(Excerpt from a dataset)
::::

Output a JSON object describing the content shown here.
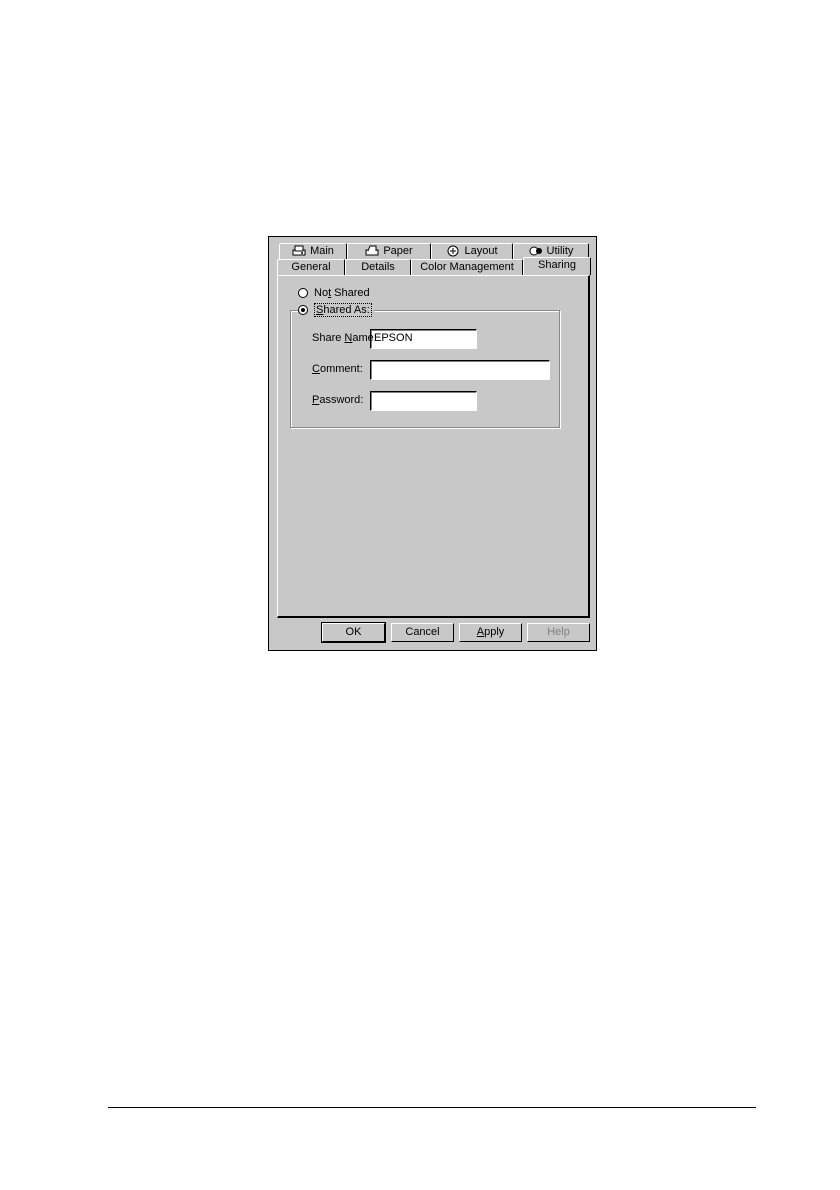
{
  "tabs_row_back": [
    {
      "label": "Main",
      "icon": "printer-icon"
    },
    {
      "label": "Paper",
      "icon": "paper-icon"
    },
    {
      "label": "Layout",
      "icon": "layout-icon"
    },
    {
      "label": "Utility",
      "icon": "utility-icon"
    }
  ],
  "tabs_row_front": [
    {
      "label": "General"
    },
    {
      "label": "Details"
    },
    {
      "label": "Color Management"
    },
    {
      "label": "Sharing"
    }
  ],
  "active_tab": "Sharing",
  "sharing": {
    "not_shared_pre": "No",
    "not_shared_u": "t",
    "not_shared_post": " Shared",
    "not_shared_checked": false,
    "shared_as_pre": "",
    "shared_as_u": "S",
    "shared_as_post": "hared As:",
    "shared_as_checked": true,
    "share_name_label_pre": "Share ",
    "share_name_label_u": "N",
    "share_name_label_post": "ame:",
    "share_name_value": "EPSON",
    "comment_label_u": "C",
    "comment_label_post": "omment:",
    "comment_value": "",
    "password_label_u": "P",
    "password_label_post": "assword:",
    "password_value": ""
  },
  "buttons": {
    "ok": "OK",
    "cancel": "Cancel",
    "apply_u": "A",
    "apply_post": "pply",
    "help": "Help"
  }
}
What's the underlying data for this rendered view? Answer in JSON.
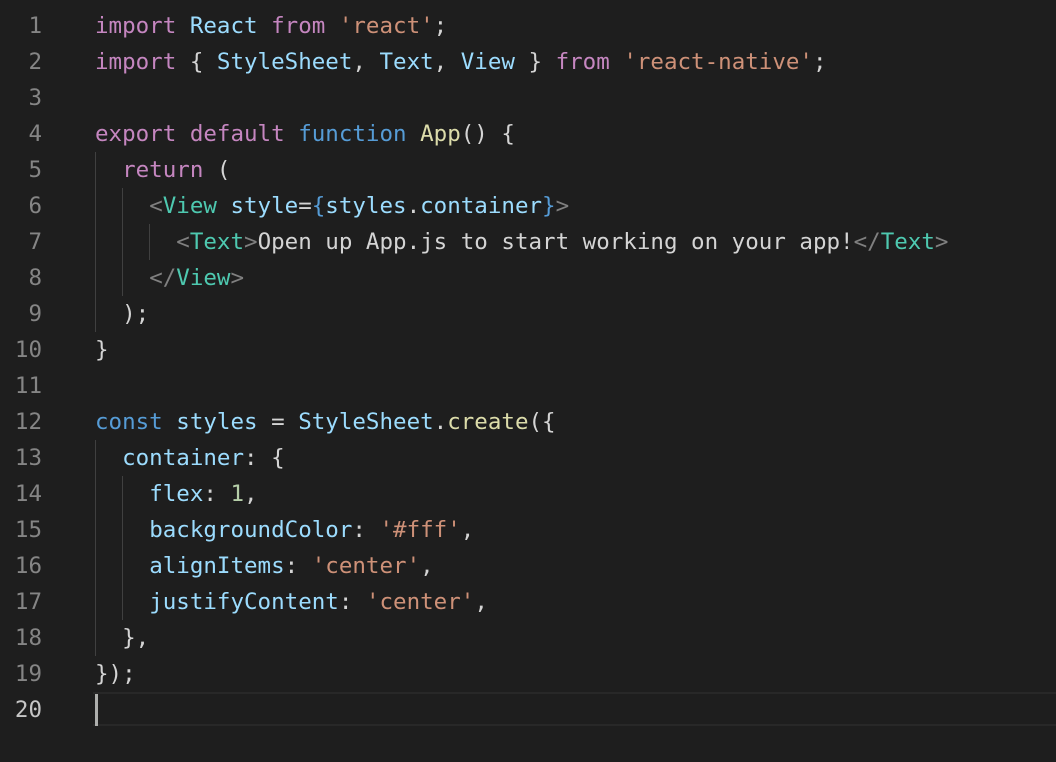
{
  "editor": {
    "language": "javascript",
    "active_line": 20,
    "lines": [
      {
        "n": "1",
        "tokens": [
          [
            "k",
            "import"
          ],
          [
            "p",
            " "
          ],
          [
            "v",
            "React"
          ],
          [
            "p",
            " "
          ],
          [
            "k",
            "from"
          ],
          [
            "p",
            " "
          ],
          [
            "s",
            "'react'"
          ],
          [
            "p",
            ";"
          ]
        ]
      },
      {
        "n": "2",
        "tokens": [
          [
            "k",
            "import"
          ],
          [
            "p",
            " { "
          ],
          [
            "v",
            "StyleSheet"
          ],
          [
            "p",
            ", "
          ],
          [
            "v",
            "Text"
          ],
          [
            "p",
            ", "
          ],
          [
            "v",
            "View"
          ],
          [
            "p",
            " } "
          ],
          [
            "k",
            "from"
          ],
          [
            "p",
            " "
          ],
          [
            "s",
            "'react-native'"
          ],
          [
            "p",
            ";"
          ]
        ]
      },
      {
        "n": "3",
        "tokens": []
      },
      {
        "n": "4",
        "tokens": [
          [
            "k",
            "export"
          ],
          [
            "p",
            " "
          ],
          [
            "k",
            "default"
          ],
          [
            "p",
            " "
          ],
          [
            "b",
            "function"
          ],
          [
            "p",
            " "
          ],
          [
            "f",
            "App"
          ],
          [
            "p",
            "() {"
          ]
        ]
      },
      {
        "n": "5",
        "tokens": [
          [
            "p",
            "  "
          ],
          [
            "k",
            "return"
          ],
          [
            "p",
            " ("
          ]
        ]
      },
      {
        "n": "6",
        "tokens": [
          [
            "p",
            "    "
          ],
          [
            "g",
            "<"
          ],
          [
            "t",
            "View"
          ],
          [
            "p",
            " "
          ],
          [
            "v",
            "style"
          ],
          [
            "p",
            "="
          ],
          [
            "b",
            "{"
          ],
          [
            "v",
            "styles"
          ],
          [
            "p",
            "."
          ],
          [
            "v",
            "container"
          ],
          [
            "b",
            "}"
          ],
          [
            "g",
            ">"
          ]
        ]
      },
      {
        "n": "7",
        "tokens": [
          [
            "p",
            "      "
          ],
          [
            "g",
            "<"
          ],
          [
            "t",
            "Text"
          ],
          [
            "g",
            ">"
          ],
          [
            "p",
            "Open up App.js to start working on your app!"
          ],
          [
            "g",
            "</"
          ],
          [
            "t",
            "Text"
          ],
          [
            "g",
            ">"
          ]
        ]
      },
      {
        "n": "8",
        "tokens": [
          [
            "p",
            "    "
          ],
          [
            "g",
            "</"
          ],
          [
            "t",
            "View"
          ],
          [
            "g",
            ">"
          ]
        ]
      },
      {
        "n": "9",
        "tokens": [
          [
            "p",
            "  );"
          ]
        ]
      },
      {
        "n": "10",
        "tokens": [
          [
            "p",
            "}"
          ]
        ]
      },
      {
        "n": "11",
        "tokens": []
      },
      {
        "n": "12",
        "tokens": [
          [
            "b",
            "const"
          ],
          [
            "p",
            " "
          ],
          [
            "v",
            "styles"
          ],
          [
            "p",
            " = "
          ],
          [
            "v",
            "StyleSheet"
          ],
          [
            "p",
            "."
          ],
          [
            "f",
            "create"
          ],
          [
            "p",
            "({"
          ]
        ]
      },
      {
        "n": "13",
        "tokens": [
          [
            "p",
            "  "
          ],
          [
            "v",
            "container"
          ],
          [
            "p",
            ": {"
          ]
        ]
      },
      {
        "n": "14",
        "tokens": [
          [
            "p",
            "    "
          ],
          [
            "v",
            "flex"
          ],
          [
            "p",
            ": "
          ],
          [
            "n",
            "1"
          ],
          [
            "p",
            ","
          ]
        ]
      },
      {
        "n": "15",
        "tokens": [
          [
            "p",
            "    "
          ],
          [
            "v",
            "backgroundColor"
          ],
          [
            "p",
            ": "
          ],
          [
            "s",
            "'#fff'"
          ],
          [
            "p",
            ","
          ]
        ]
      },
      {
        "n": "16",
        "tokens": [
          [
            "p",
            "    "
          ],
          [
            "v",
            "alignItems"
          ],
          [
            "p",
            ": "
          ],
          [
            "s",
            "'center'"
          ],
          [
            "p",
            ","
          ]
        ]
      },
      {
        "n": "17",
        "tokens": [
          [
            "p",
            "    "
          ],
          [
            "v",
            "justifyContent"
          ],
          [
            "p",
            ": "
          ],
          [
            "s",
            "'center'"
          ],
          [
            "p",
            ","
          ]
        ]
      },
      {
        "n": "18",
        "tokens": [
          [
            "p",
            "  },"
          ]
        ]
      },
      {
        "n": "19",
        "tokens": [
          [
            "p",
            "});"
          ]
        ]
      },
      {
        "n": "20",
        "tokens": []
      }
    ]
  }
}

::::

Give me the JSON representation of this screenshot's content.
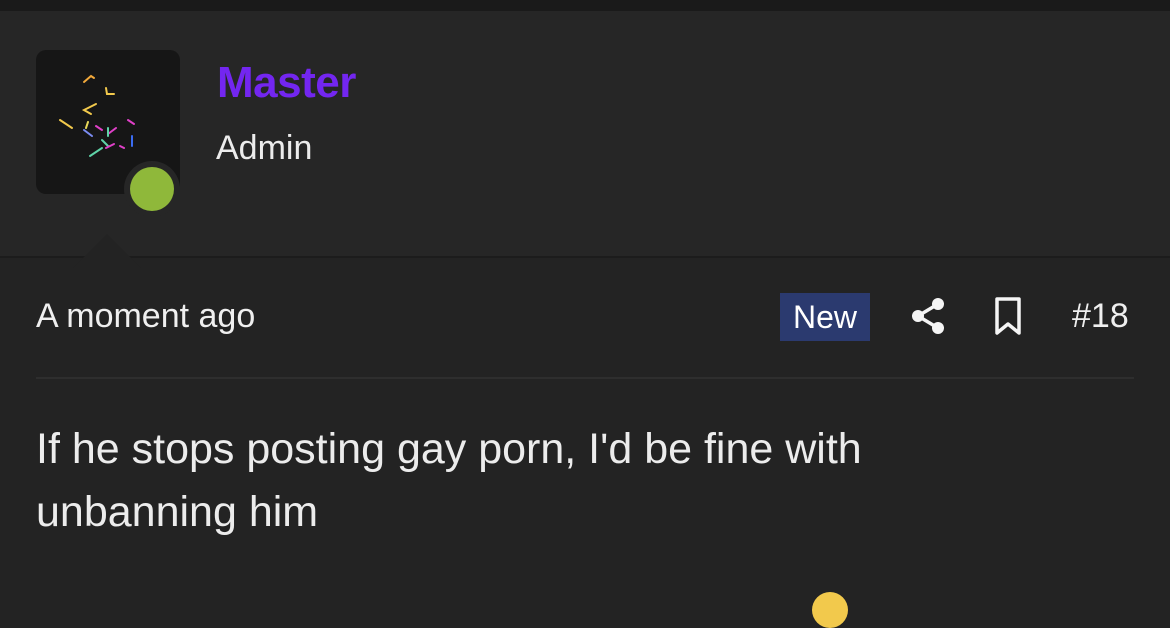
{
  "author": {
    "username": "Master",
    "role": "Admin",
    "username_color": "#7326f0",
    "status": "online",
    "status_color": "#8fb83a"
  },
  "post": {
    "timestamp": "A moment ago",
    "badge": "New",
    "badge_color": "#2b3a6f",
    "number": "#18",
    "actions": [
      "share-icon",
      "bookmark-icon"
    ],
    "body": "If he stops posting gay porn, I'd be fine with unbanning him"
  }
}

::::

▸ **Exercise objective**
Identify and copy the lines holding the word "this".

▸ **Exercise result**
What's the underlying data for this rendered view? Answer in JSON.
Give me the JSON representation of this screenshot's content.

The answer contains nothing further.